BEGIN Supplied data
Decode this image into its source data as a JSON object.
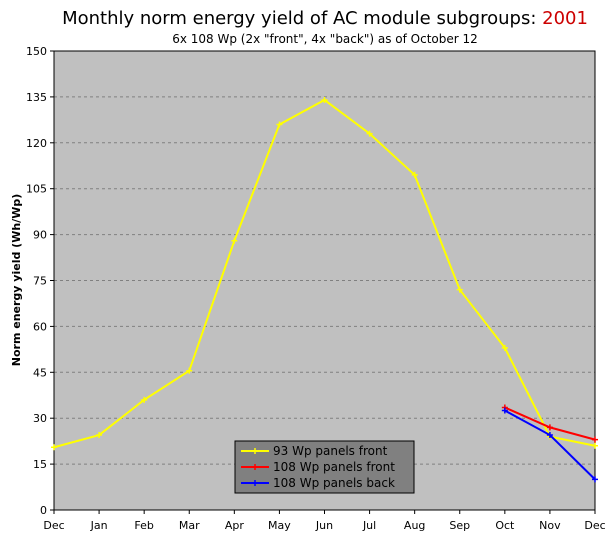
{
  "chart_data": {
    "type": "line",
    "title": "Monthly norm energy yield of AC module subgroups: ",
    "title_year": "2001",
    "subtitle": "6x 108 Wp (2x \"front\", 4x \"back\") as of October 12",
    "xlabel": "",
    "ylabel": "Norm energy yield (Wh/Wp)",
    "categories": [
      "Dec",
      "Jan",
      "Feb",
      "Mar",
      "Apr",
      "May",
      "Jun",
      "Jul",
      "Aug",
      "Sep",
      "Oct",
      "Nov",
      "Dec"
    ],
    "ylim": [
      0,
      150
    ],
    "yticks": [
      0,
      15,
      30,
      45,
      60,
      75,
      90,
      105,
      120,
      135,
      150
    ],
    "grid": true,
    "legend_position": "bottom-center",
    "series": [
      {
        "name": "93 Wp panels front",
        "color": "#ffff00",
        "values": [
          20.5,
          24.5,
          36,
          45.5,
          88,
          126,
          134,
          123,
          109.5,
          72,
          53,
          24,
          21
        ]
      },
      {
        "name": "108 Wp panels front",
        "color": "#ff0000",
        "values": [
          null,
          null,
          null,
          null,
          null,
          null,
          null,
          null,
          null,
          null,
          33.5,
          27,
          23
        ]
      },
      {
        "name": "108 Wp panels back",
        "color": "#0000ff",
        "values": [
          null,
          null,
          null,
          null,
          null,
          null,
          null,
          null,
          null,
          null,
          32.5,
          24.5,
          10
        ]
      }
    ],
    "colors": {
      "plot_background": "#c0c0c0",
      "legend_background": "#808080"
    }
  }
}
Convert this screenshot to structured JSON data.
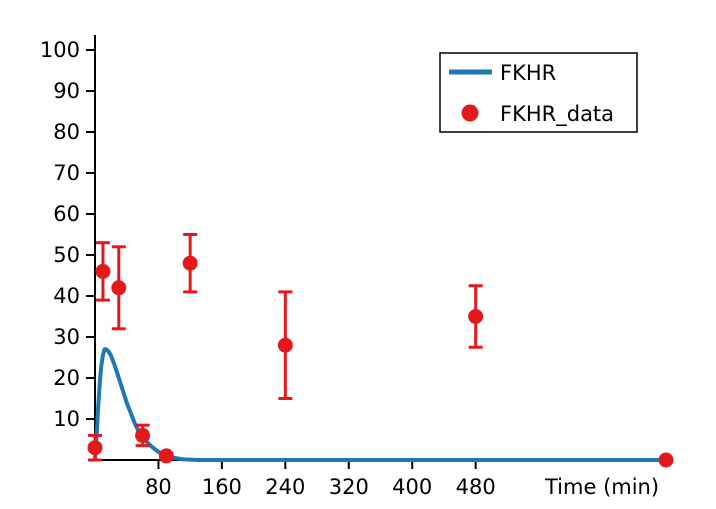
{
  "chart_data": {
    "type": "scatter",
    "xlabel": "Time (min)",
    "ylabel": "",
    "xlim": [
      0,
      720
    ],
    "ylim": [
      0,
      100
    ],
    "x_ticks": [
      80,
      160,
      240,
      320,
      400,
      480
    ],
    "y_ticks": [
      10,
      20,
      30,
      40,
      50,
      60,
      70,
      80,
      90,
      100
    ],
    "legend_position": "top-right",
    "grid": false,
    "series": [
      {
        "name": "FKHR",
        "kind": "line",
        "color": "#1f77b4",
        "x": [
          0,
          2,
          4,
          6,
          8,
          10,
          12,
          14,
          17,
          20,
          25,
          30,
          35,
          40,
          45,
          50,
          55,
          60,
          65,
          70,
          75,
          80,
          85,
          90,
          95,
          100,
          110,
          120,
          130,
          150,
          200,
          300,
          400,
          500,
          600,
          720
        ],
        "y": [
          0,
          6,
          13,
          19,
          23,
          25.5,
          27,
          27,
          26.5,
          25.5,
          23,
          20,
          17,
          14,
          11.5,
          9,
          7,
          5.5,
          4.5,
          3.5,
          2.7,
          2.0,
          1.5,
          1.0,
          0.7,
          0.5,
          0.2,
          0.1,
          0,
          0,
          0,
          0,
          0,
          0,
          0,
          0
        ]
      },
      {
        "name": "FKHR_data",
        "kind": "scatter",
        "color": "#e31a1c",
        "x": [
          0,
          10,
          30,
          60,
          90,
          120,
          240,
          480,
          720
        ],
        "y": [
          3,
          46,
          42,
          6,
          1,
          48,
          28,
          35,
          0
        ],
        "err": [
          3,
          7,
          10,
          2.5,
          0,
          7,
          13,
          7.5,
          0
        ]
      }
    ]
  }
}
END Supplied data
Copy exactly, please, the lines that run from the line holding "Convert this screenshot" through the closing line of the material above, omitting every picture.

» **Response to the task**
Convert this screenshot to structured JSON data.
{
  "chart_data": {
    "type": "scatter",
    "xlabel": "Time (min)",
    "ylabel": "",
    "xlim": [
      0,
      720
    ],
    "ylim": [
      0,
      100
    ],
    "x_ticks": [
      80,
      160,
      240,
      320,
      400,
      480
    ],
    "y_ticks": [
      10,
      20,
      30,
      40,
      50,
      60,
      70,
      80,
      90,
      100
    ],
    "legend_position": "top-right",
    "grid": false,
    "series": [
      {
        "name": "FKHR",
        "kind": "line",
        "color": "#1f77b4",
        "x": [
          0,
          2,
          4,
          6,
          8,
          10,
          12,
          14,
          17,
          20,
          25,
          30,
          35,
          40,
          45,
          50,
          55,
          60,
          65,
          70,
          75,
          80,
          85,
          90,
          95,
          100,
          110,
          120,
          130,
          150,
          200,
          300,
          400,
          500,
          600,
          720
        ],
        "y": [
          0,
          6,
          13,
          19,
          23,
          25.5,
          27,
          27,
          26.5,
          25.5,
          23,
          20,
          17,
          14,
          11.5,
          9,
          7,
          5.5,
          4.5,
          3.5,
          2.7,
          2.0,
          1.5,
          1.0,
          0.7,
          0.5,
          0.2,
          0.1,
          0,
          0,
          0,
          0,
          0,
          0,
          0,
          0
        ]
      },
      {
        "name": "FKHR_data",
        "kind": "scatter",
        "color": "#e31a1c",
        "x": [
          0,
          10,
          30,
          60,
          90,
          120,
          240,
          480,
          720
        ],
        "y": [
          3,
          46,
          42,
          6,
          1,
          48,
          28,
          35,
          0
        ],
        "err": [
          3,
          7,
          10,
          2.5,
          0,
          7,
          13,
          7.5,
          0
        ]
      }
    ]
  }
}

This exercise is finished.